§ DATA FOR THE TASK
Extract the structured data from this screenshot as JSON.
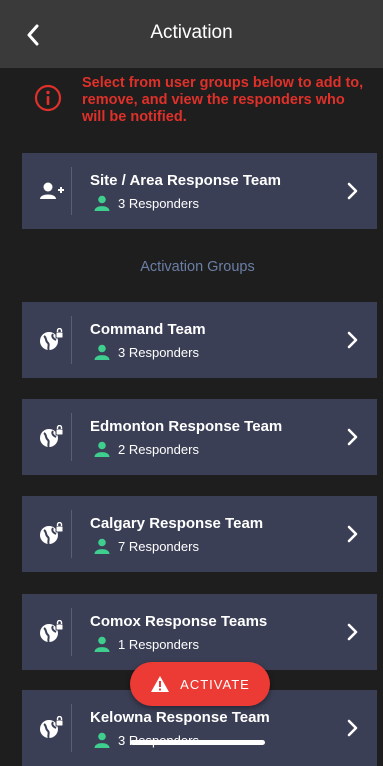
{
  "header": {
    "title": "Activation"
  },
  "info": {
    "message": "Select from user groups below to add to, remove, and view the responders who will be notified."
  },
  "site_team": {
    "name": "Site / Area Response Team",
    "responders": "3 Responders"
  },
  "section_label": "Activation Groups",
  "groups": [
    {
      "name": "Command Team",
      "responders": "3 Responders"
    },
    {
      "name": "Edmonton Response Team",
      "responders": "2 Responders"
    },
    {
      "name": "Calgary Response Team",
      "responders": "7 Responders"
    },
    {
      "name": "Comox Response Teams",
      "responders": "1 Responders"
    },
    {
      "name": "Kelowna Response Team",
      "responders": "3 Responders"
    }
  ],
  "activate_label": "ACTIVATE",
  "colors": {
    "accent_red": "#ec3b35",
    "card_bg": "#3b3f55",
    "responder_green": "#3ecf8e",
    "section_label": "#6b7ea6"
  },
  "icons": {
    "back": "chevron-left-icon",
    "info": "info-circle-icon",
    "site_team": "add-user-icon",
    "group": "globe-lock-icon",
    "responder": "person-icon",
    "row_action": "chevron-right-icon",
    "activate": "warning-triangle-icon"
  }
}
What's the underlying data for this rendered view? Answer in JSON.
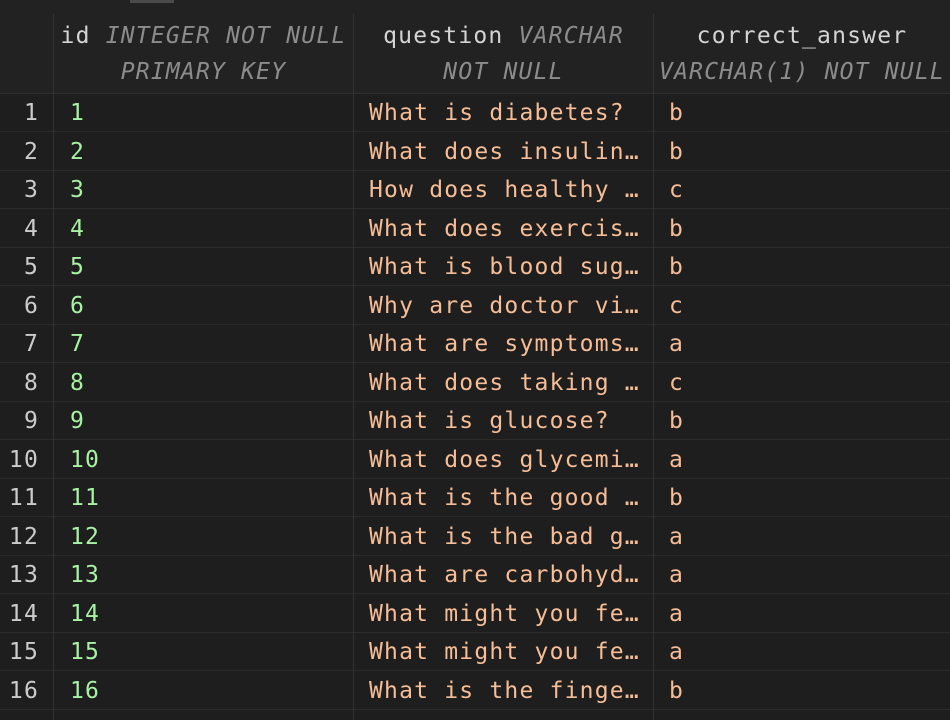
{
  "columns": [
    {
      "name": "id",
      "type_line1": "INTEGER NOT NULL",
      "type_line2": "PRIMARY KEY"
    },
    {
      "name": "question",
      "type_line1": "VARCHAR",
      "type_line2": "NOT NULL"
    },
    {
      "name": "correct_answer",
      "type_line1": "",
      "type_line2": "VARCHAR(1) NOT NULL"
    }
  ],
  "rows": [
    {
      "num": "1",
      "id": "1",
      "question": "What is diabetes?",
      "answer": "b"
    },
    {
      "num": "2",
      "id": "2",
      "question": "What does insulin…",
      "answer": "b"
    },
    {
      "num": "3",
      "id": "3",
      "question": "How does healthy …",
      "answer": "c"
    },
    {
      "num": "4",
      "id": "4",
      "question": "What does exercis…",
      "answer": "b"
    },
    {
      "num": "5",
      "id": "5",
      "question": "What is blood sug…",
      "answer": "b"
    },
    {
      "num": "6",
      "id": "6",
      "question": "Why are doctor vi…",
      "answer": "c"
    },
    {
      "num": "7",
      "id": "7",
      "question": "What are symptoms…",
      "answer": "a"
    },
    {
      "num": "8",
      "id": "8",
      "question": "What does taking …",
      "answer": "c"
    },
    {
      "num": "9",
      "id": "9",
      "question": "What is glucose?",
      "answer": "b"
    },
    {
      "num": "10",
      "id": "10",
      "question": "What does glycemi…",
      "answer": "a"
    },
    {
      "num": "11",
      "id": "11",
      "question": "What is the good …",
      "answer": "b"
    },
    {
      "num": "12",
      "id": "12",
      "question": "What is the bad g…",
      "answer": "a"
    },
    {
      "num": "13",
      "id": "13",
      "question": "What are carbohyd…",
      "answer": "a"
    },
    {
      "num": "14",
      "id": "14",
      "question": "What might you fe…",
      "answer": "a"
    },
    {
      "num": "15",
      "id": "15",
      "question": "What might you fe…",
      "answer": "a"
    },
    {
      "num": "16",
      "id": "16",
      "question": "What is the finge…",
      "answer": "b"
    }
  ],
  "colors": {
    "background": "#1e1e1e",
    "id_text": "#a7f3a3",
    "string_text": "#f6bd96",
    "type_text": "#8c8c8c"
  }
}
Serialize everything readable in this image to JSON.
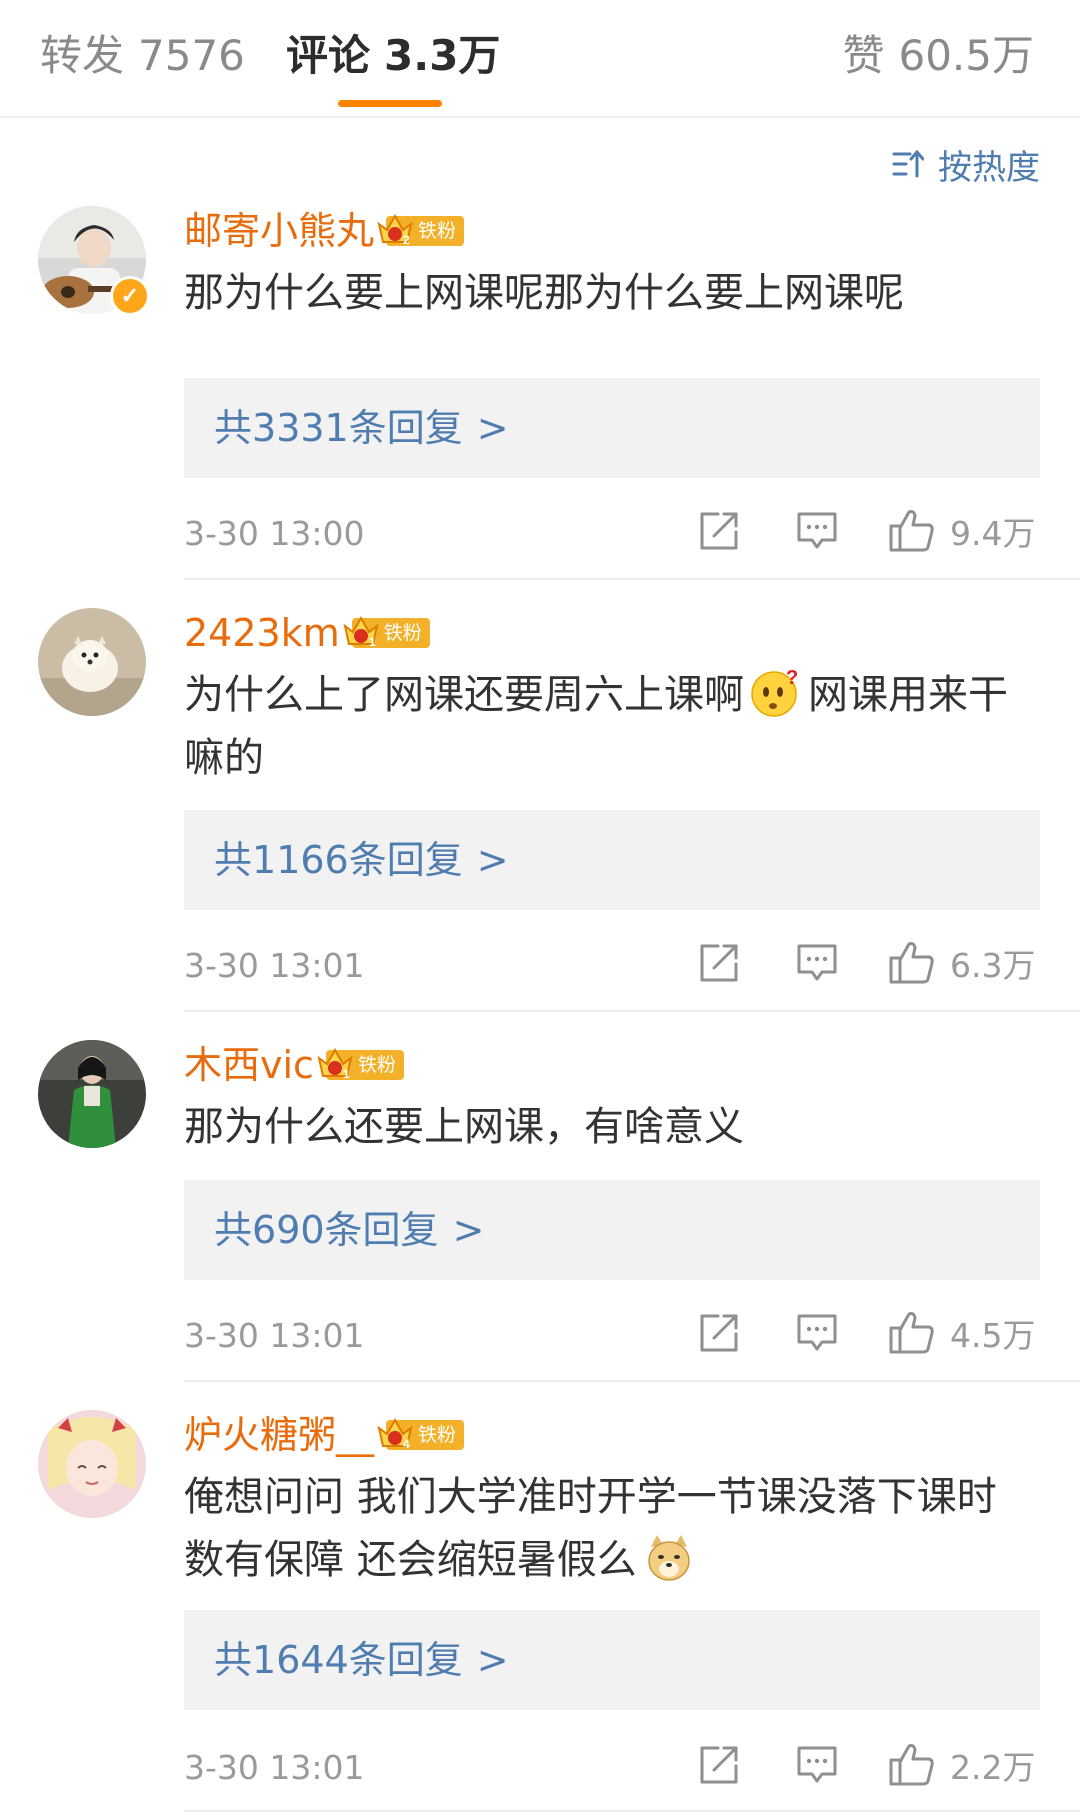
{
  "tabs": {
    "repost_label": "转发",
    "repost_count": "7576",
    "comments_label": "评论",
    "comments_count": "3.3万",
    "likes_label": "赞",
    "likes_count": "60.5万",
    "accent_color": "#ff8200"
  },
  "sort": {
    "icon": "sort-icon",
    "label": "按热度"
  },
  "colors": {
    "username": "#e86b0c",
    "link": "#507daf",
    "fan_badge": "#f3b12a",
    "verified_badge": "#ffa61a"
  },
  "comments": [
    {
      "username": "邮寄小熊丸",
      "fan_badge": "铁粉",
      "fan_level": "2",
      "verified": true,
      "text": "那为什么要上网课呢那为什么要上网课呢",
      "reply_prefix": "共",
      "reply_count": "3331",
      "reply_suffix": "条回复",
      "reply_arrow": ">",
      "timestamp": "3-30 13:00",
      "likes": "9.4万"
    },
    {
      "username": "2423km",
      "fan_badge": "铁粉",
      "fan_level": "1",
      "verified": false,
      "text_part1": "为什么上了网课还要周六上课啊",
      "text_emoji": "thinking-emoji",
      "text_part2": "网课用来干嘛的",
      "reply_prefix": "共",
      "reply_count": "1166",
      "reply_suffix": "条回复",
      "reply_arrow": ">",
      "timestamp": "3-30 13:01",
      "likes": "6.3万"
    },
    {
      "username": "木西vic",
      "fan_badge": "铁粉",
      "fan_level": "1",
      "verified": false,
      "text": "那为什么还要上网课，有啥意义",
      "reply_prefix": "共",
      "reply_count": "690",
      "reply_suffix": "条回复",
      "reply_arrow": ">",
      "timestamp": "3-30 13:01",
      "likes": "4.5万"
    },
    {
      "username": "炉火糖粥__",
      "fan_badge": "铁粉",
      "fan_level": "4",
      "verified": false,
      "text_part1": "俺想问问 我们大学准时开学一节课没落下课时数有保障 还会缩短暑假么",
      "text_emoji": "doge-emoji",
      "reply_prefix": "共",
      "reply_count": "1644",
      "reply_suffix": "条回复",
      "reply_arrow": ">",
      "timestamp": "3-30 13:01",
      "likes": "2.2万"
    }
  ]
}
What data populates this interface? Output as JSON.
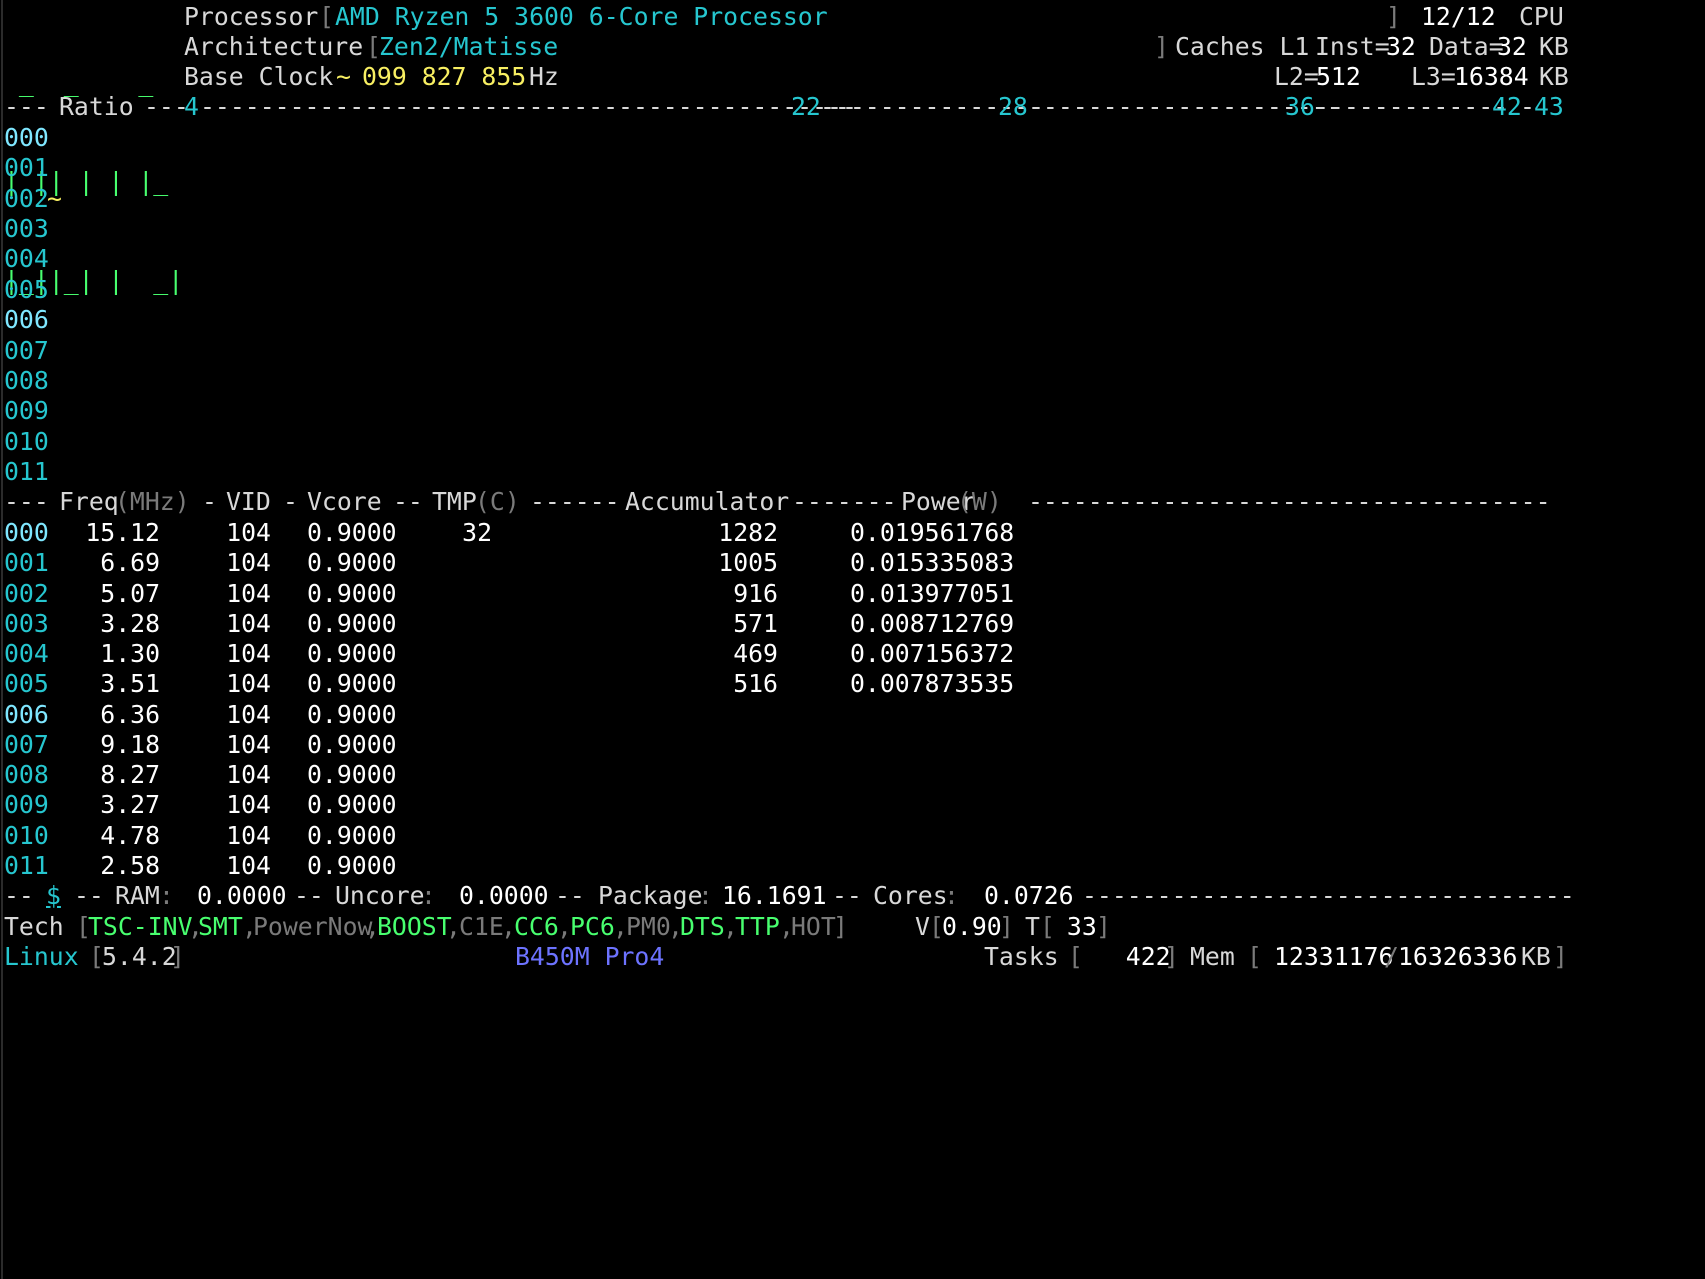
{
  "header": {
    "logo": [
      " _  _    _",
      "| || | | |_",
      "|_||_| |  _|"
    ],
    "processor_label": "Processor",
    "processor_value": "AMD Ryzen 5 3600 6-Core Processor",
    "cpu_count": "12/12",
    "cpu_label": "CPU",
    "architecture_label": "Architecture",
    "architecture_value": "Zen2/Matisse",
    "caches_label": "Caches L1",
    "inst_label": "Inst=",
    "inst_value": "32",
    "data_label": "Data=",
    "data_value": "32",
    "kb": "KB",
    "base_clock_label": "Base Clock",
    "base_clock_tilde": "~",
    "base_clock_value": "099 827 855",
    "hz": "Hz",
    "l2_label": "L2=",
    "l2_value": "512",
    "l3_label": "L3=",
    "l3_value": "16384"
  },
  "ratio": {
    "title": "Ratio",
    "markers": [
      "4",
      "22",
      "28",
      "36",
      "42",
      "43"
    ]
  },
  "cores": [
    "000",
    "001",
    "002",
    "003",
    "004",
    "005",
    "006",
    "007",
    "008",
    "009",
    "010",
    "011"
  ],
  "core_marker": "~",
  "table": {
    "headers": {
      "freq": "Freq",
      "mhz": "(MHz)",
      "vid": "VID",
      "vcore": "Vcore",
      "tmp": "TMP",
      "c": "(C)",
      "accumulator": "Accumulator",
      "power": "Power",
      "w": "(W)"
    },
    "rows": [
      {
        "core": "000",
        "freq": "15.12",
        "vid": "104",
        "vcore": "0.9000",
        "tmp": "32",
        "acc": "1282",
        "power": "0.019561768"
      },
      {
        "core": "001",
        "freq": "6.69",
        "vid": "104",
        "vcore": "0.9000",
        "tmp": "",
        "acc": "1005",
        "power": "0.015335083"
      },
      {
        "core": "002",
        "freq": "5.07",
        "vid": "104",
        "vcore": "0.9000",
        "tmp": "",
        "acc": "916",
        "power": "0.013977051"
      },
      {
        "core": "003",
        "freq": "3.28",
        "vid": "104",
        "vcore": "0.9000",
        "tmp": "",
        "acc": "571",
        "power": "0.008712769"
      },
      {
        "core": "004",
        "freq": "1.30",
        "vid": "104",
        "vcore": "0.9000",
        "tmp": "",
        "acc": "469",
        "power": "0.007156372"
      },
      {
        "core": "005",
        "freq": "3.51",
        "vid": "104",
        "vcore": "0.9000",
        "tmp": "",
        "acc": "516",
        "power": "0.007873535"
      },
      {
        "core": "006",
        "freq": "6.36",
        "vid": "104",
        "vcore": "0.9000",
        "tmp": "",
        "acc": "",
        "power": ""
      },
      {
        "core": "007",
        "freq": "9.18",
        "vid": "104",
        "vcore": "0.9000",
        "tmp": "",
        "acc": "",
        "power": ""
      },
      {
        "core": "008",
        "freq": "8.27",
        "vid": "104",
        "vcore": "0.9000",
        "tmp": "",
        "acc": "",
        "power": ""
      },
      {
        "core": "009",
        "freq": "3.27",
        "vid": "104",
        "vcore": "0.9000",
        "tmp": "",
        "acc": "",
        "power": ""
      },
      {
        "core": "010",
        "freq": "4.78",
        "vid": "104",
        "vcore": "0.9000",
        "tmp": "",
        "acc": "",
        "power": ""
      },
      {
        "core": "011",
        "freq": "2.58",
        "vid": "104",
        "vcore": "0.9000",
        "tmp": "",
        "acc": "",
        "power": ""
      }
    ]
  },
  "summary": {
    "dollar": "$",
    "ram_label": "RAM",
    "ram_value": "0.0000",
    "uncore_label": "Uncore",
    "uncore_value": "0.0000",
    "package_label": "Package",
    "package_value": "16.1691",
    "cores_label": "Cores",
    "cores_value": "0.0726"
  },
  "tech": {
    "label": "Tech",
    "flags": [
      {
        "name": "TSC-INV",
        "active": true
      },
      {
        "name": "SMT",
        "active": true
      },
      {
        "name": "PowerNow",
        "active": false
      },
      {
        "name": "BOOST",
        "active": true
      },
      {
        "name": "C1E",
        "active": false
      },
      {
        "name": "CC6",
        "active": true
      },
      {
        "name": "PC6",
        "active": true
      },
      {
        "name": "PM0",
        "active": false
      },
      {
        "name": "DTS",
        "active": true
      },
      {
        "name": "TTP",
        "active": true
      },
      {
        "name": "HOT",
        "active": false
      }
    ],
    "v_label": "V",
    "v_value": "0.90",
    "t_label": "T",
    "t_value": " 33"
  },
  "footer": {
    "os_label": "Linux",
    "kernel": "5.4.2",
    "board": "B450M Pro4",
    "tasks_label": "Tasks",
    "tasks_value": "   422",
    "mem_label": "Mem",
    "mem_used": "12331176",
    "mem_total": "16326336",
    "mem_unit": "KB"
  },
  "colors": {
    "background": "#000000",
    "text": "#d8d8d8",
    "cyan": "#26c6cf",
    "bright_cyan": "#7fe7ff",
    "green": "#48ff6f",
    "yellow": "#f8ef62",
    "blue": "#6d73ff",
    "gray": "#7a7a7a"
  }
}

§ AIM OF THE EXERCISE
Report every line containing the word "VARCHAR" from the listing above.

§ FINAL ANSWER
      "type_line1": "VARCHAR",
      "type_line2": "VARCHAR(1) NOT NULL"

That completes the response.